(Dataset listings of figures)
— START —

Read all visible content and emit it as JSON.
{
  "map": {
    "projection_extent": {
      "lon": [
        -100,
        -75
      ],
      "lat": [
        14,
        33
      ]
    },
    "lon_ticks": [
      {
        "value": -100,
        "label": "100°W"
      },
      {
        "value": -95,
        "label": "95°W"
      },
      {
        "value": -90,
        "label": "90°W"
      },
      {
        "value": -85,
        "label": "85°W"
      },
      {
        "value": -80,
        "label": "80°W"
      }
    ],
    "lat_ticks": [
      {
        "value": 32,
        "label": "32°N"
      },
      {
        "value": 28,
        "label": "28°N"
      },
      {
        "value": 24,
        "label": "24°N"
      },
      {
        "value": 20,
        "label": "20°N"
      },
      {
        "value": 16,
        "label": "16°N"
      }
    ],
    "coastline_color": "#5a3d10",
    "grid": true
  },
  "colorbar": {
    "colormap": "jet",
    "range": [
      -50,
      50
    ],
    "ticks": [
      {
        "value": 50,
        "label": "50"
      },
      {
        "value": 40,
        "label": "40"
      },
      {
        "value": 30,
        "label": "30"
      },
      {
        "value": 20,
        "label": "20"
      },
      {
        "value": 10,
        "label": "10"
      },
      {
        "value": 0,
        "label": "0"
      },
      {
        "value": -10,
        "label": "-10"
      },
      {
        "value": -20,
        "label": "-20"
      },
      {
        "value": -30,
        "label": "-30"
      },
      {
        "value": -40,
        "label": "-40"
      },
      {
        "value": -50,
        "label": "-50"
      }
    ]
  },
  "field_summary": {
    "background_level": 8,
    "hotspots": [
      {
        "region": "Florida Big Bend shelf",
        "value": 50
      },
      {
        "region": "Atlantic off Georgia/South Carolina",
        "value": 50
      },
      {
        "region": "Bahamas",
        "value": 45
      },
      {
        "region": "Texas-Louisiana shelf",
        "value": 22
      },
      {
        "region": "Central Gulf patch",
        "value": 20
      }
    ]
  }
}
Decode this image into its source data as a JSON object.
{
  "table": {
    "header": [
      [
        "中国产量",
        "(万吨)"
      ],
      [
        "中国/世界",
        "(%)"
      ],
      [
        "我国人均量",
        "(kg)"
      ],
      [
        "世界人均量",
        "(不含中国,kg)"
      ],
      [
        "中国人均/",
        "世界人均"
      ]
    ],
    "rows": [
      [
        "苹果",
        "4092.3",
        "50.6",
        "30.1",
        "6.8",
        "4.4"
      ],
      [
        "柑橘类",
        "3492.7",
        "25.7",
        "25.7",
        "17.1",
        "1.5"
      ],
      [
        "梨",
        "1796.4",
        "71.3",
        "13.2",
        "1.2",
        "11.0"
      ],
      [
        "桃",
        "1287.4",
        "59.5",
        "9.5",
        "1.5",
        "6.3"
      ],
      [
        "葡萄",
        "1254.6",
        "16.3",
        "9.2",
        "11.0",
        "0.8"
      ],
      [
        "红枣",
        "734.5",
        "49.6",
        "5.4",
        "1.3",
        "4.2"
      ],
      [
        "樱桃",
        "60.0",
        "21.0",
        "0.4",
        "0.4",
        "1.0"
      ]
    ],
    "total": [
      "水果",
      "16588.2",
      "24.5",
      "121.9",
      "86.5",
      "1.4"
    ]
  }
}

— END —

| Problem to solve |
Write every record out again, unaltered.

| Result |
Read all visible content and emit it as JSON.
{
  "map": {
    "projection_extent": {
      "lon": [
        -100,
        -75
      ],
      "lat": [
        14,
        33
      ]
    },
    "lon_ticks": [
      {
        "value": -100,
        "label": "100°W"
      },
      {
        "value": -95,
        "label": "95°W"
      },
      {
        "value": -90,
        "label": "90°W"
      },
      {
        "value": -85,
        "label": "85°W"
      },
      {
        "value": -80,
        "label": "80°W"
      }
    ],
    "lat_ticks": [
      {
        "value": 32,
        "label": "32°N"
      },
      {
        "value": 28,
        "label": "28°N"
      },
      {
        "value": 24,
        "label": "24°N"
      },
      {
        "value": 20,
        "label": "20°N"
      },
      {
        "value": 16,
        "label": "16°N"
      }
    ],
    "coastline_color": "#5a3d10",
    "grid": true
  },
  "colorbar": {
    "colormap": "jet",
    "range": [
      -50,
      50
    ],
    "ticks": [
      {
        "value": 50,
        "label": "50"
      },
      {
        "value": 40,
        "label": "40"
      },
      {
        "value": 30,
        "label": "30"
      },
      {
        "value": 20,
        "label": "20"
      },
      {
        "value": 10,
        "label": "10"
      },
      {
        "value": 0,
        "label": "0"
      },
      {
        "value": -10,
        "label": "-10"
      },
      {
        "value": -20,
        "label": "-20"
      },
      {
        "value": -30,
        "label": "-30"
      },
      {
        "value": -40,
        "label": "-40"
      },
      {
        "value": -50,
        "label": "-50"
      }
    ]
  },
  "field_summary": {
    "background_level": 8,
    "hotspots": [
      {
        "region": "Florida Big Bend shelf",
        "value": 50
      },
      {
        "region": "Atlantic off Georgia/South Carolina",
        "value": 50
      },
      {
        "region": "Bahamas",
        "value": 45
      },
      {
        "region": "Texas-Louisiana shelf",
        "value": 22
      },
      {
        "region": "Central Gulf patch",
        "value": 20
      }
    ]
  }
}
Decode this image into its source data as a JSON object.
{
  "table": {
    "header": [
      [
        "中国产量",
        "(万吨)"
      ],
      [
        "中国/世界",
        "(%)"
      ],
      [
        "我国人均量",
        "(kg)"
      ],
      [
        "世界人均量",
        "(不含中国,kg)"
      ],
      [
        "中国人均/",
        "世界人均"
      ]
    ],
    "rows": [
      [
        "苹果",
        "4092.3",
        "50.6",
        "30.1",
        "6.8",
        "4.4"
      ],
      [
        "柑橘类",
        "3492.7",
        "25.7",
        "25.7",
        "17.1",
        "1.5"
      ],
      [
        "梨",
        "1796.4",
        "71.3",
        "13.2",
        "1.2",
        "11.0"
      ],
      [
        "桃",
        "1287.4",
        "59.5",
        "9.5",
        "1.5",
        "6.3"
      ],
      [
        "葡萄",
        "1254.6",
        "16.3",
        "9.2",
        "11.0",
        "0.8"
      ],
      [
        "红枣",
        "734.5",
        "49.6",
        "5.4",
        "1.3",
        "4.2"
      ],
      [
        "樱桃",
        "60.0",
        "21.0",
        "0.4",
        "0.4",
        "1.0"
      ]
    ],
    "total": [
      "水果",
      "16588.2",
      "24.5",
      "121.9",
      "86.5",
      "1.4"
    ]
  }
}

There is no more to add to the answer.